§ **RECORD SET**:
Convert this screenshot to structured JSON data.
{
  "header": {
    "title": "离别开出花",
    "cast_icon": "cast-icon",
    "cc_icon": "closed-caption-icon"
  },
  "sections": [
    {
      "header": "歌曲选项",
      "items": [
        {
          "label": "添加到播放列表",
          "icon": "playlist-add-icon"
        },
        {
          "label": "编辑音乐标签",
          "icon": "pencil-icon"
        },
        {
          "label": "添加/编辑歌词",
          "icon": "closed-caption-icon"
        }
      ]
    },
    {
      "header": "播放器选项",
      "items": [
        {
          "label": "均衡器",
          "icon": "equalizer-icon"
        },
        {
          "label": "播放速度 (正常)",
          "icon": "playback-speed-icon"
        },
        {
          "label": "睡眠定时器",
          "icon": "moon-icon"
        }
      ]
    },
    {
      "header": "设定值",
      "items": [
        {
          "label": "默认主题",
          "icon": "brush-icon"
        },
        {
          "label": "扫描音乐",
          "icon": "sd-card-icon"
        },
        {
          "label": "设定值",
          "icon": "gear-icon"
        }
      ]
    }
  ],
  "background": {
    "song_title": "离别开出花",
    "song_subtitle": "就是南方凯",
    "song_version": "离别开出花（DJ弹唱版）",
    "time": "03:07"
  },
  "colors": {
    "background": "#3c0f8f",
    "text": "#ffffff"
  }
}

§ **OBJECTIVE**:
Reproduce each entry exactly, leaving out nothing.

§ **EXERCISE RESULT**:
Convert this screenshot to structured JSON data.
{
  "header": {
    "title": "离别开出花",
    "cast_icon": "cast-icon",
    "cc_icon": "closed-caption-icon"
  },
  "sections": [
    {
      "header": "歌曲选项",
      "items": [
        {
          "label": "添加到播放列表",
          "icon": "playlist-add-icon"
        },
        {
          "label": "编辑音乐标签",
          "icon": "pencil-icon"
        },
        {
          "label": "添加/编辑歌词",
          "icon": "closed-caption-icon"
        }
      ]
    },
    {
      "header": "播放器选项",
      "items": [
        {
          "label": "均衡器",
          "icon": "equalizer-icon"
        },
        {
          "label": "播放速度 (正常)",
          "icon": "playback-speed-icon"
        },
        {
          "label": "睡眠定时器",
          "icon": "moon-icon"
        }
      ]
    },
    {
      "header": "设定值",
      "items": [
        {
          "label": "默认主题",
          "icon": "brush-icon"
        },
        {
          "label": "扫描音乐",
          "icon": "sd-card-icon"
        },
        {
          "label": "设定值",
          "icon": "gear-icon"
        }
      ]
    }
  ],
  "background": {
    "song_title": "离别开出花",
    "song_subtitle": "就是南方凯",
    "song_version": "离别开出花（DJ弹唱版）",
    "time": "03:07"
  },
  "colors": {
    "background": "#3c0f8f",
    "text": "#ffffff"
  }
}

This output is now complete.